• **To do**: Pull each line holding the word "JSON" from the data.

Stored data
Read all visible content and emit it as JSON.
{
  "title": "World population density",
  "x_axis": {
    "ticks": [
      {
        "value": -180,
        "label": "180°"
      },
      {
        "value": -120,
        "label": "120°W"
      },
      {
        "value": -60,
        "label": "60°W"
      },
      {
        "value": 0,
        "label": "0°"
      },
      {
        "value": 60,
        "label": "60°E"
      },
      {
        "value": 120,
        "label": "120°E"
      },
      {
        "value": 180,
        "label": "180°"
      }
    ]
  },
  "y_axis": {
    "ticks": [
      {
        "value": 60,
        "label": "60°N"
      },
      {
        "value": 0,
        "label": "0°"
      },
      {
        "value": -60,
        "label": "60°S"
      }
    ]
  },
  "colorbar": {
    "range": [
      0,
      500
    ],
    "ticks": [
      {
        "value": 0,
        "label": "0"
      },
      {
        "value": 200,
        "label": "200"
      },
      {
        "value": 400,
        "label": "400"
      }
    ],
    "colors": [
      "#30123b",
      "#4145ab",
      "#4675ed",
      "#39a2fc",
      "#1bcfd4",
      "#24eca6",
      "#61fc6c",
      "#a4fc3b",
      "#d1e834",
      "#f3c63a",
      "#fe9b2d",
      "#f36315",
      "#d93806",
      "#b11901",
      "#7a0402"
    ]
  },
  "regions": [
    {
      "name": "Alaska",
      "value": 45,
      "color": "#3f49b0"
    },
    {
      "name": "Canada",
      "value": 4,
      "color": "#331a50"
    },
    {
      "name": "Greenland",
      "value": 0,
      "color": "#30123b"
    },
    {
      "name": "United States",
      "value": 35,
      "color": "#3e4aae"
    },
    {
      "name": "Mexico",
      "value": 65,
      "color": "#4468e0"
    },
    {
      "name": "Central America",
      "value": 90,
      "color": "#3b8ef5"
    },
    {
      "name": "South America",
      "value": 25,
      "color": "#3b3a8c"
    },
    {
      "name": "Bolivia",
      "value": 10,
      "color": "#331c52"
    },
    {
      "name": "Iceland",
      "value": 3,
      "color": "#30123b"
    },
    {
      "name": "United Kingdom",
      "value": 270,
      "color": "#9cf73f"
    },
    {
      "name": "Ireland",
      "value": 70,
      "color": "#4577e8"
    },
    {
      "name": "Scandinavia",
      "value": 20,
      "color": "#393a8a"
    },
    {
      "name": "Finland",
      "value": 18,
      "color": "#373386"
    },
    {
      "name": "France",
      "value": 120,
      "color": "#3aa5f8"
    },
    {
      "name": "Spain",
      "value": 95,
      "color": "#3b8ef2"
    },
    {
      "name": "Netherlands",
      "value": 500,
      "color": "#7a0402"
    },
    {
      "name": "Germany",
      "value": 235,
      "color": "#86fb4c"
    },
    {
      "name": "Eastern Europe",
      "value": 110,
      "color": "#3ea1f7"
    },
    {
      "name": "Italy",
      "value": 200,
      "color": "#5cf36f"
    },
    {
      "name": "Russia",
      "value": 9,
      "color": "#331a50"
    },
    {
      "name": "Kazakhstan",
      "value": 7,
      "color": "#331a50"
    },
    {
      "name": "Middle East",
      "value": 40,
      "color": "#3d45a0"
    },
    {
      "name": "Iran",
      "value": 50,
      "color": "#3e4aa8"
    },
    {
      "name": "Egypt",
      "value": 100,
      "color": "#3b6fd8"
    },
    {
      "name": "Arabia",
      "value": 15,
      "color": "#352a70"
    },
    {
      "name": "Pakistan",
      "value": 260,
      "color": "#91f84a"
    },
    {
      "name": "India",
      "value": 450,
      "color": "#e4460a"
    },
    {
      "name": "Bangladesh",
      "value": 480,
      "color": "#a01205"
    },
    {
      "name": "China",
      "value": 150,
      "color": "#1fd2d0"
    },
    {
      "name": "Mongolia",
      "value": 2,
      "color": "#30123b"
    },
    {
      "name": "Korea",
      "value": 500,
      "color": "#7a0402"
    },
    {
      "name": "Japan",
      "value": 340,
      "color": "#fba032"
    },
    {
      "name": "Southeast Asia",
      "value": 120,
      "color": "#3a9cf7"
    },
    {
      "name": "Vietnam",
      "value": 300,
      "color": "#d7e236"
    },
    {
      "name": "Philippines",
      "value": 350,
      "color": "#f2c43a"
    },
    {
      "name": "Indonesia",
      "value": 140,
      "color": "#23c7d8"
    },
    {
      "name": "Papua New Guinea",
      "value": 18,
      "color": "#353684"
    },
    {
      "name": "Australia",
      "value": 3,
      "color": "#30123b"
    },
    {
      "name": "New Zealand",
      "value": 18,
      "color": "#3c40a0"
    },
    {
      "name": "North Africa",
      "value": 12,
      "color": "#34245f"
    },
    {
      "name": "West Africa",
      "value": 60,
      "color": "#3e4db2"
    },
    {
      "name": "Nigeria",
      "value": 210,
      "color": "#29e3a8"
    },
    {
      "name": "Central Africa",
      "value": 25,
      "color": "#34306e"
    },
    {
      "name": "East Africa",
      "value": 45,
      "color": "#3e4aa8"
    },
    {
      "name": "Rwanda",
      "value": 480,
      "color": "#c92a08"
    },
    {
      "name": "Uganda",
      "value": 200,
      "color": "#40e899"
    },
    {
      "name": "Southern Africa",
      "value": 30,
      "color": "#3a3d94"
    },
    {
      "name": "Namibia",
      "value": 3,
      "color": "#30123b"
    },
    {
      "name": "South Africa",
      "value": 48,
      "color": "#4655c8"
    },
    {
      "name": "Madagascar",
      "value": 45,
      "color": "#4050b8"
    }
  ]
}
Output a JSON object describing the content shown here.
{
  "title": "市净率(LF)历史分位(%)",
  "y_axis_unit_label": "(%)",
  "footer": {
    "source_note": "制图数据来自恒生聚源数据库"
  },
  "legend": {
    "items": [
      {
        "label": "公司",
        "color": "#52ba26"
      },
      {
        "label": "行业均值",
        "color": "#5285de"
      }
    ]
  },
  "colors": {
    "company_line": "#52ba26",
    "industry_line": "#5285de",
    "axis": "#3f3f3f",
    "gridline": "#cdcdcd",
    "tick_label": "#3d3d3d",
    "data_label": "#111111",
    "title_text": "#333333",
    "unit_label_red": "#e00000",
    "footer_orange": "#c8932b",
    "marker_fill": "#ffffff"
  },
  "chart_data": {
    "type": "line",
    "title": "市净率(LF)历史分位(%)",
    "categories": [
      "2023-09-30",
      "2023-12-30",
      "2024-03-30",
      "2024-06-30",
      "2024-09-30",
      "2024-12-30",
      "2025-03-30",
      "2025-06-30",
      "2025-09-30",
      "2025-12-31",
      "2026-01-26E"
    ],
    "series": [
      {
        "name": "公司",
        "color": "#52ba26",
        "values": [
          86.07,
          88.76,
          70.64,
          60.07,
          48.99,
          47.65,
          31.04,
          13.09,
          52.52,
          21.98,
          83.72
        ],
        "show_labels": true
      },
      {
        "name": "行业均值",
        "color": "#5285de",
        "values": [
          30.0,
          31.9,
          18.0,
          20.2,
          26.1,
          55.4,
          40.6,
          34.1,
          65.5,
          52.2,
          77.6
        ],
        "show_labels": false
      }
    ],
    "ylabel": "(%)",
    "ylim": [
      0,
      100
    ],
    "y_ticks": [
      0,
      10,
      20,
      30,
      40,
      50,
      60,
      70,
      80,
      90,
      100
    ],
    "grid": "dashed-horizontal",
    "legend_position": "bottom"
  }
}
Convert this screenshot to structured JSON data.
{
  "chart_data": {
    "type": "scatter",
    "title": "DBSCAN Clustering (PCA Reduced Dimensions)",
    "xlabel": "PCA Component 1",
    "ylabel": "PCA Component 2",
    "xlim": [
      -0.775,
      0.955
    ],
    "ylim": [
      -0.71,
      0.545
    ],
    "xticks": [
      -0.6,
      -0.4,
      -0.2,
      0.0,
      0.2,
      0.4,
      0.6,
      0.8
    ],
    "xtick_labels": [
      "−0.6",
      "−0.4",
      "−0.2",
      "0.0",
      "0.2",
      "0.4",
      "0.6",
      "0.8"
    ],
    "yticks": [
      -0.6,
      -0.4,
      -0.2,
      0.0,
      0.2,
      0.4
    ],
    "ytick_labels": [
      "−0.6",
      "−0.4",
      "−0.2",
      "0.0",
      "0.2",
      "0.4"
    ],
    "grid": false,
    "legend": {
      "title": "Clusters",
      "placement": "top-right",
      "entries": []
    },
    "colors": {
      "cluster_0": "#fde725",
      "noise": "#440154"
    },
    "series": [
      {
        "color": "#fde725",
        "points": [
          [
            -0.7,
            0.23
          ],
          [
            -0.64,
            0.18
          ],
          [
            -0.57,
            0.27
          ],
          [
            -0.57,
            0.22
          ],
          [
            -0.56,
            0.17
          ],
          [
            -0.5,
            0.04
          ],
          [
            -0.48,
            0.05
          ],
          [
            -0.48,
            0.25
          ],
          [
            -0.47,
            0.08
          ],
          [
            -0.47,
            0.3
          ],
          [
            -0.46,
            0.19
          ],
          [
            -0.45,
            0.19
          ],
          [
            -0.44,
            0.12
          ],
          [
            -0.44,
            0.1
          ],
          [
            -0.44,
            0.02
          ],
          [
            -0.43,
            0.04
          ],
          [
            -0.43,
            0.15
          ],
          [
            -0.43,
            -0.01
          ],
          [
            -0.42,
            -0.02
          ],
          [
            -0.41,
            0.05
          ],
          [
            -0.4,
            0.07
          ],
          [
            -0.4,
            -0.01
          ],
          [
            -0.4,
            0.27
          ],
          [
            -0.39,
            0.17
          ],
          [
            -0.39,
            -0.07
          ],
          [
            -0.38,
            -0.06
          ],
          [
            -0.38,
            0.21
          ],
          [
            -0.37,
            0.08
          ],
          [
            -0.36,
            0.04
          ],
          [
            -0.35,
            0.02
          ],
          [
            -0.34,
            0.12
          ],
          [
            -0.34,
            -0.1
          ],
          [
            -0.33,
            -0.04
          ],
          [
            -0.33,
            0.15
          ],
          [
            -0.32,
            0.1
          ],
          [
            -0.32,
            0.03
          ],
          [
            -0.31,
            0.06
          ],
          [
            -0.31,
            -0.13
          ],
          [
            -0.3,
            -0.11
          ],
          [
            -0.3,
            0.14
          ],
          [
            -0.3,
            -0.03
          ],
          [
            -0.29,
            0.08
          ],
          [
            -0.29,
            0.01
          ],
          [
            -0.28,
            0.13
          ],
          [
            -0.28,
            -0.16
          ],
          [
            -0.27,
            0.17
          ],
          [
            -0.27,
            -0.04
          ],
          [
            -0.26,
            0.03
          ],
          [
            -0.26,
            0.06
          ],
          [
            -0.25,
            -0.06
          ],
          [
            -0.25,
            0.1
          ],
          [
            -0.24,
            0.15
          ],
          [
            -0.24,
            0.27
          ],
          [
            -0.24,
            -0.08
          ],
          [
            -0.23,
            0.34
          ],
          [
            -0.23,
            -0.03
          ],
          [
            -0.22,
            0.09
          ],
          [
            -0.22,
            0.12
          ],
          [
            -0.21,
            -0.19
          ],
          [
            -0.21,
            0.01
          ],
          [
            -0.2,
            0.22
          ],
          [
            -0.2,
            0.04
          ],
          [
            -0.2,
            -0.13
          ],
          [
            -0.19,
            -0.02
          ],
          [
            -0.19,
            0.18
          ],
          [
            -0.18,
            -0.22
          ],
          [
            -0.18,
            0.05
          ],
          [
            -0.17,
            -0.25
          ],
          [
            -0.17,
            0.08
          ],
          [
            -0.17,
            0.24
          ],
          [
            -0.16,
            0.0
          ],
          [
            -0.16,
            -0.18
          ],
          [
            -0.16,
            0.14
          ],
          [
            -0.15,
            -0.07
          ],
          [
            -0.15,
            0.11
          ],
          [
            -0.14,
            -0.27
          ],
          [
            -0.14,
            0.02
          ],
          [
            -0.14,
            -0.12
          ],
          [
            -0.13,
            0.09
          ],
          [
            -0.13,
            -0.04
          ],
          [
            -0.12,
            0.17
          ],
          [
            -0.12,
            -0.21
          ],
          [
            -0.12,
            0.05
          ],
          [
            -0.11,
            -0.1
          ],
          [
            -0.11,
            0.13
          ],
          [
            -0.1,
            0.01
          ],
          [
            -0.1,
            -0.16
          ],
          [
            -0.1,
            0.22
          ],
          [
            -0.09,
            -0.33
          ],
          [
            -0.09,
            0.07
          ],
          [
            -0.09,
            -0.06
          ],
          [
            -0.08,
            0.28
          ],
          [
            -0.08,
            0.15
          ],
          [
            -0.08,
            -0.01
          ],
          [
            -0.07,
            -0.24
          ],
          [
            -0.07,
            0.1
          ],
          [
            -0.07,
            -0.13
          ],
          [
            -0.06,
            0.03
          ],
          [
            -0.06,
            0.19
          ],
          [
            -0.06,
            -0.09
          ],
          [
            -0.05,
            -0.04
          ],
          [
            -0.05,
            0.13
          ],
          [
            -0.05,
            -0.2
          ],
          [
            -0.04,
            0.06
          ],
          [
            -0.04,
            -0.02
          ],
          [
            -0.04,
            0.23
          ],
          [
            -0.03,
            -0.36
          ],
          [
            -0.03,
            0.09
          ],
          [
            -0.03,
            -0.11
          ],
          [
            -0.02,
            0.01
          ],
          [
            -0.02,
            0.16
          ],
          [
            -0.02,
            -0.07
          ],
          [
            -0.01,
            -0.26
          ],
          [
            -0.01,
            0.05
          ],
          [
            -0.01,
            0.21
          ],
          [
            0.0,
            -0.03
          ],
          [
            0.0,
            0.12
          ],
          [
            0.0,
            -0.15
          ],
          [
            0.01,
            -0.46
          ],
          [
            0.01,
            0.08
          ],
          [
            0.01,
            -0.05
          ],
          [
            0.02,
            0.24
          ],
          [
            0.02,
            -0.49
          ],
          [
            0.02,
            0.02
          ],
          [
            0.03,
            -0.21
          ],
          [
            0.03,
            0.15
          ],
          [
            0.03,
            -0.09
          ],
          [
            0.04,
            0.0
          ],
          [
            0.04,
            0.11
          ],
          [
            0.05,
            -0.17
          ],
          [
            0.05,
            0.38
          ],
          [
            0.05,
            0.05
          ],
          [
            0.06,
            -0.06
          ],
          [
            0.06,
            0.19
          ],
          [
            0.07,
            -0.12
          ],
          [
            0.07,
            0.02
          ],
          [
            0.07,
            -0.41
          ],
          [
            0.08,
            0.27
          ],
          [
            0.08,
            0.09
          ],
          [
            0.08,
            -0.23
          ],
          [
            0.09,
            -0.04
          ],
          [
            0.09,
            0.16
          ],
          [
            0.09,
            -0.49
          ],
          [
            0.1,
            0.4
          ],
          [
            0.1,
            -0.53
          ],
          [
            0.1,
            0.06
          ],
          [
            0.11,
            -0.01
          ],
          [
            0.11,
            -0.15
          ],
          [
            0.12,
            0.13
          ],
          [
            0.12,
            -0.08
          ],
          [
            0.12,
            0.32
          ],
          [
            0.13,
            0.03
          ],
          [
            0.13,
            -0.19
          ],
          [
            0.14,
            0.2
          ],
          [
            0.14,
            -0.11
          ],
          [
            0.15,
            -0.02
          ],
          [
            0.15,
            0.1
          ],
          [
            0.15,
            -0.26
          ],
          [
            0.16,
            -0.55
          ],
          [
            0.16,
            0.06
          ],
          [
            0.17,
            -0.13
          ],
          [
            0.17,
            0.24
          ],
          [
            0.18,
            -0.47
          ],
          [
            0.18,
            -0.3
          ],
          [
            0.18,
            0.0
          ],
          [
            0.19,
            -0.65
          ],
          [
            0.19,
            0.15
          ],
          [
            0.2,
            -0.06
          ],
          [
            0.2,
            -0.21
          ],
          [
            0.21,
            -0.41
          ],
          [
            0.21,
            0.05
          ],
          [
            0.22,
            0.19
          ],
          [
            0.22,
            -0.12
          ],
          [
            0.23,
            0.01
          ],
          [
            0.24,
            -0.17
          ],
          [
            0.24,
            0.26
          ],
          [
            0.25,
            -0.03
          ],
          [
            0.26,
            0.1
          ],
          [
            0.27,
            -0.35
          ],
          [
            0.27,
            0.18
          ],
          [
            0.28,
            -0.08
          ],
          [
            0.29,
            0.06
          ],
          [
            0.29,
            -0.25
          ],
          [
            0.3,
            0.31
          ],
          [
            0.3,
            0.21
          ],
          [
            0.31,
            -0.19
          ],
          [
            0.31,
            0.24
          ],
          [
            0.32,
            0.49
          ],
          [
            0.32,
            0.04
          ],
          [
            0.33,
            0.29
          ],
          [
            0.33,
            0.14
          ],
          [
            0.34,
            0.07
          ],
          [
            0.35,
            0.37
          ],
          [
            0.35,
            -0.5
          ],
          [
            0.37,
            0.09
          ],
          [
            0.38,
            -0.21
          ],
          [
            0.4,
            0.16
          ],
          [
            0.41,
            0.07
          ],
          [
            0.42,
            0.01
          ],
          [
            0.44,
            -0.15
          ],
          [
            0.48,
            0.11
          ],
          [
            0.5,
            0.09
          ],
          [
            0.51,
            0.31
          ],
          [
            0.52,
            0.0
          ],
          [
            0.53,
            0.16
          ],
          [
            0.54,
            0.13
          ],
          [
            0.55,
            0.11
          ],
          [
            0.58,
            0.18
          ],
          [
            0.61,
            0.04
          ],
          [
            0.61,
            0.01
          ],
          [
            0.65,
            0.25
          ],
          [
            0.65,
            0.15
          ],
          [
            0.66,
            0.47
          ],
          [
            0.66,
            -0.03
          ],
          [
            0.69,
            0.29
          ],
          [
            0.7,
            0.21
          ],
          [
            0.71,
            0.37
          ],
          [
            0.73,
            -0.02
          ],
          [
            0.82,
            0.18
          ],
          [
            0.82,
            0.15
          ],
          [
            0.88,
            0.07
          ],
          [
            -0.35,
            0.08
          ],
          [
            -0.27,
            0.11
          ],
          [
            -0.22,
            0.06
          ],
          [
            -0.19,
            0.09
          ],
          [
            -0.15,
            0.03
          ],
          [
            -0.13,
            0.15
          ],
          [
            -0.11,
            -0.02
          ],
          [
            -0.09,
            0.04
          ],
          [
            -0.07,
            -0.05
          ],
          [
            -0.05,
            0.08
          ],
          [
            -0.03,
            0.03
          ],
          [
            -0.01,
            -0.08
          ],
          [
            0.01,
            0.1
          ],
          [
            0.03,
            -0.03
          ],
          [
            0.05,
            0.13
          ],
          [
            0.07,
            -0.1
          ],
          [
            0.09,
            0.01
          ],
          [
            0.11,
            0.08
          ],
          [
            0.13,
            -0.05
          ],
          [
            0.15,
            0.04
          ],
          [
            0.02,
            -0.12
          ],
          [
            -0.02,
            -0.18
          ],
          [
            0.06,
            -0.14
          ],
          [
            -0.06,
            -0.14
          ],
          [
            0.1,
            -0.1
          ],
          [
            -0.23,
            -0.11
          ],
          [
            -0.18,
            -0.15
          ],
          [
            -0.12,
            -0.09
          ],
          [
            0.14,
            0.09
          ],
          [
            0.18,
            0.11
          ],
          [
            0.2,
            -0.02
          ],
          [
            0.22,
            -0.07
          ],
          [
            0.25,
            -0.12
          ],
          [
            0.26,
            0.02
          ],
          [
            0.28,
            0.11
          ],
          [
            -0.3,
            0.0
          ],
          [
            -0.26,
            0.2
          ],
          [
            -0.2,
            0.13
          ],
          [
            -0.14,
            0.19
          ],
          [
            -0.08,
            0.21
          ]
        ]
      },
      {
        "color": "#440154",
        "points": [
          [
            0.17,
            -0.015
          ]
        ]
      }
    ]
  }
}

• **Exercise solution**:
Read all visible content and emit it as JSON.
Output a JSON object describing the content shown here.
Convert this screenshot to structured JSON data.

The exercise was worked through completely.